-- SET EXERCISE --
Of the lines in the entries below, state how many hold the word "Bonds". Say nothing else.

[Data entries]

## begin

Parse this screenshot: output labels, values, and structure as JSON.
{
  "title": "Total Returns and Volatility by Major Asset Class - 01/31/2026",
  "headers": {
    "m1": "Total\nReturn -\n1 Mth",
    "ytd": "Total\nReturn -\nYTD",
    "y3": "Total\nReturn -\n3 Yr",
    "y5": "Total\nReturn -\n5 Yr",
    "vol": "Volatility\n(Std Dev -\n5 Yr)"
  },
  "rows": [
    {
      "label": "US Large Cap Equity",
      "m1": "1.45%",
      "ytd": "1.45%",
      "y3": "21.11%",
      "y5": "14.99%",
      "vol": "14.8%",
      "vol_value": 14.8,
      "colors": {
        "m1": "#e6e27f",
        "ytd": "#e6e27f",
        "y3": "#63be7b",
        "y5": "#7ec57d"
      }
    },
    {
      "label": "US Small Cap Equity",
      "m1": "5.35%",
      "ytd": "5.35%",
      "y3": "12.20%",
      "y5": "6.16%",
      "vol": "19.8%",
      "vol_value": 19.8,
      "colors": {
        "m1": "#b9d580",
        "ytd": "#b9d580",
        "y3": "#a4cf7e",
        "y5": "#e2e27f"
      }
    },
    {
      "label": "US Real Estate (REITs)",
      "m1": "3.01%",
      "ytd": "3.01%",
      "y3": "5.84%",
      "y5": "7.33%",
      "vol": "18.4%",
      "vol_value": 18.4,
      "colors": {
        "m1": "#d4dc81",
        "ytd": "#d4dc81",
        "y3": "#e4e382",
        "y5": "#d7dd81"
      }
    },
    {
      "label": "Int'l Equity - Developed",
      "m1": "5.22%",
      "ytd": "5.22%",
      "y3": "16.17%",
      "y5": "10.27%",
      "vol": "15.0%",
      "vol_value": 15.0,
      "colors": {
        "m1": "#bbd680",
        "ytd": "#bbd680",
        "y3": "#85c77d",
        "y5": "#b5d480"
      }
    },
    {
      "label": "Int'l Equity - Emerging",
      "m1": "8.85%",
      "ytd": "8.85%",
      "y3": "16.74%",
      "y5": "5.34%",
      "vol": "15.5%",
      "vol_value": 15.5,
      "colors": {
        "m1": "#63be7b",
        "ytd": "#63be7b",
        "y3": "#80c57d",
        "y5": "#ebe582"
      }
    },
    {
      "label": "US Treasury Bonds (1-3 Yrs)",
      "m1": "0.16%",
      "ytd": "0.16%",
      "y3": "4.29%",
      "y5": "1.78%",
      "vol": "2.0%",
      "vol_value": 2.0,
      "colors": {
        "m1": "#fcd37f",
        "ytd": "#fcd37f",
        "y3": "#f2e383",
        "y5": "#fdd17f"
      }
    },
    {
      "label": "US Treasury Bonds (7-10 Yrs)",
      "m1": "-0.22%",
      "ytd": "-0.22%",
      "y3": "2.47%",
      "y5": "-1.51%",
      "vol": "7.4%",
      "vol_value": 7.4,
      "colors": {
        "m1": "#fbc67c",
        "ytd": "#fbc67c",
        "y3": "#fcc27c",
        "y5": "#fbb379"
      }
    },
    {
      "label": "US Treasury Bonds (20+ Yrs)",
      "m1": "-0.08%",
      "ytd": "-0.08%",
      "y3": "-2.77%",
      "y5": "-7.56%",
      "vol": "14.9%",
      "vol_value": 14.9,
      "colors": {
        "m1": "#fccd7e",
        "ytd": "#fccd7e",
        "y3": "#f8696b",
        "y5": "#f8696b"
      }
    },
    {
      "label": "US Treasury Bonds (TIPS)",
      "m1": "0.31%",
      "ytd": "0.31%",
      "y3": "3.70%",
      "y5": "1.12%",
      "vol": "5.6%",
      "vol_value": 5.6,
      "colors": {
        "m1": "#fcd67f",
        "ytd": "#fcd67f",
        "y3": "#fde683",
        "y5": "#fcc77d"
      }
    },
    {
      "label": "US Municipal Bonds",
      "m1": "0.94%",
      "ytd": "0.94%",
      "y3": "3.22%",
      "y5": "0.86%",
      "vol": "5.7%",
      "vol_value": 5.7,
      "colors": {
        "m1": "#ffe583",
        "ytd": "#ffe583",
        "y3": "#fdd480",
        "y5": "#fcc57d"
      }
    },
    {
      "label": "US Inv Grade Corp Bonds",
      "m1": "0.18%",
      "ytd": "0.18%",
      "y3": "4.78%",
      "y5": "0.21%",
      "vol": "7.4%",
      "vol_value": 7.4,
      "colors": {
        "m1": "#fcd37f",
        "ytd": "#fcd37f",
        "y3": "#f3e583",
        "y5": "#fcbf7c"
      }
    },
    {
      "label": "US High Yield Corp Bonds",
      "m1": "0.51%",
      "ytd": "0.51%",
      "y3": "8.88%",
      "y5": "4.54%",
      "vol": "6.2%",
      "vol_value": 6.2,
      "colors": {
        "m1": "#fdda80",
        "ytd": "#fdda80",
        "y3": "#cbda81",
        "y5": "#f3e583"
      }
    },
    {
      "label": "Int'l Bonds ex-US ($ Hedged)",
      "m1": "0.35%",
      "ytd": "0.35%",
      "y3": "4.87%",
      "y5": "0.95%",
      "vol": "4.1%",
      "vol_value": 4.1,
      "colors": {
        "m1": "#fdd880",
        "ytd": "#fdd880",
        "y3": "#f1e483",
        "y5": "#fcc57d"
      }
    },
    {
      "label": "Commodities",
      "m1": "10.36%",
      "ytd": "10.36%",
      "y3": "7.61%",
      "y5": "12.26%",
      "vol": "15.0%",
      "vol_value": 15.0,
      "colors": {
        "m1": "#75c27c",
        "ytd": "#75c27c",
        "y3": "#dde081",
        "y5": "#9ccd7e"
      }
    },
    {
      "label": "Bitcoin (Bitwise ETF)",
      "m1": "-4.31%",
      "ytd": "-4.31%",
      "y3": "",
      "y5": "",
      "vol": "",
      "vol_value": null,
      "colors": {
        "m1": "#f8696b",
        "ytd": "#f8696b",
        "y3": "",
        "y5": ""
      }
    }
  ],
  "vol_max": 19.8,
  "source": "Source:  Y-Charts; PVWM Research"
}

## end

-- EXERCISE RESULT --
8